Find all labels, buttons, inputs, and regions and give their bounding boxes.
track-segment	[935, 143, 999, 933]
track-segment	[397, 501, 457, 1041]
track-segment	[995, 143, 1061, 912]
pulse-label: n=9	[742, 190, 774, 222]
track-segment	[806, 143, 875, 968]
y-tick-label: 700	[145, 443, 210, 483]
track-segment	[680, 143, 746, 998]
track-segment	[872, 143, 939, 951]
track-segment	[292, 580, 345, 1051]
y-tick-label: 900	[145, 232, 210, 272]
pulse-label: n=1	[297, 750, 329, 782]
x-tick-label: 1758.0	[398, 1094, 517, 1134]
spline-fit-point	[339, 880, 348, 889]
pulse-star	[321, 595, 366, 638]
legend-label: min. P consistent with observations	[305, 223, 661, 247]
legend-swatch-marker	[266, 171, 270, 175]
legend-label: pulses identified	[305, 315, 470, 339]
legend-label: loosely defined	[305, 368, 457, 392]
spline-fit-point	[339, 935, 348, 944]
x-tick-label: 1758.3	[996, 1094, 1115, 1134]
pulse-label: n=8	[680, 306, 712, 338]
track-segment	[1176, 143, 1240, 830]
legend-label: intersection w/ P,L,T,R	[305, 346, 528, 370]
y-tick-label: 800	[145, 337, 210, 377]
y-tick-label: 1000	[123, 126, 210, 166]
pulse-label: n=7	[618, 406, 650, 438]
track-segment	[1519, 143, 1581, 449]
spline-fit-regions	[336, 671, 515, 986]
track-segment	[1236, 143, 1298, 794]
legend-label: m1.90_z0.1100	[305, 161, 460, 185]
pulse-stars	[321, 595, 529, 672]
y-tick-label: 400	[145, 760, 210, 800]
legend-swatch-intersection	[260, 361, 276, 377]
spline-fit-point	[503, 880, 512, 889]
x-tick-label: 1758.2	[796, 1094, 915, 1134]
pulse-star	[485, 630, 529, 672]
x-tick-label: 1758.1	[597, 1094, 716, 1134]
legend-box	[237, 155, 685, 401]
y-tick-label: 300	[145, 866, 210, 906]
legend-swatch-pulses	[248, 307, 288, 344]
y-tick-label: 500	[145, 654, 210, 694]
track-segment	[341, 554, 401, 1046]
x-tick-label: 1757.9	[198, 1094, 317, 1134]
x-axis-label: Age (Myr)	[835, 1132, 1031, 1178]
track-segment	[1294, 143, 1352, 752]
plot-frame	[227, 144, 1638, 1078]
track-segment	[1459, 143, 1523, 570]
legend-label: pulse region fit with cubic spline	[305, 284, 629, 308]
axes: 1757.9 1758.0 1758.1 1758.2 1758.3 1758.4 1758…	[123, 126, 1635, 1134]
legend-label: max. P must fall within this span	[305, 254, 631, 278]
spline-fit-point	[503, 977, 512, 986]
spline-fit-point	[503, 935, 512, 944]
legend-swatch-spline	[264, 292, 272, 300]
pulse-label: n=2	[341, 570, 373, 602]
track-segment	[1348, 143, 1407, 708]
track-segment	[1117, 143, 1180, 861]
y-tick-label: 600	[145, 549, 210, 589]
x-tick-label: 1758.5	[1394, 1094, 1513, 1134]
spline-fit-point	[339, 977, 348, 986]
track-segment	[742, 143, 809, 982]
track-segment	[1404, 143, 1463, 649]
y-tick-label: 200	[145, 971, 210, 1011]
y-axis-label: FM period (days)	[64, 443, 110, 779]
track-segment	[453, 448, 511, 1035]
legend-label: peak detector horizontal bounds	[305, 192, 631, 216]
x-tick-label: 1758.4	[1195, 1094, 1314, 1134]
═══
Requirements: Reproduce the material verbatim from its first line through the line containing "190, 774, 222]", both ends included.

Result of this task:
Find all labels, buttons, inputs, and regions and give their bounding boxes.
track-segment	[935, 143, 999, 933]
track-segment	[397, 501, 457, 1041]
track-segment	[995, 143, 1061, 912]
pulse-label: n=9	[742, 190, 774, 222]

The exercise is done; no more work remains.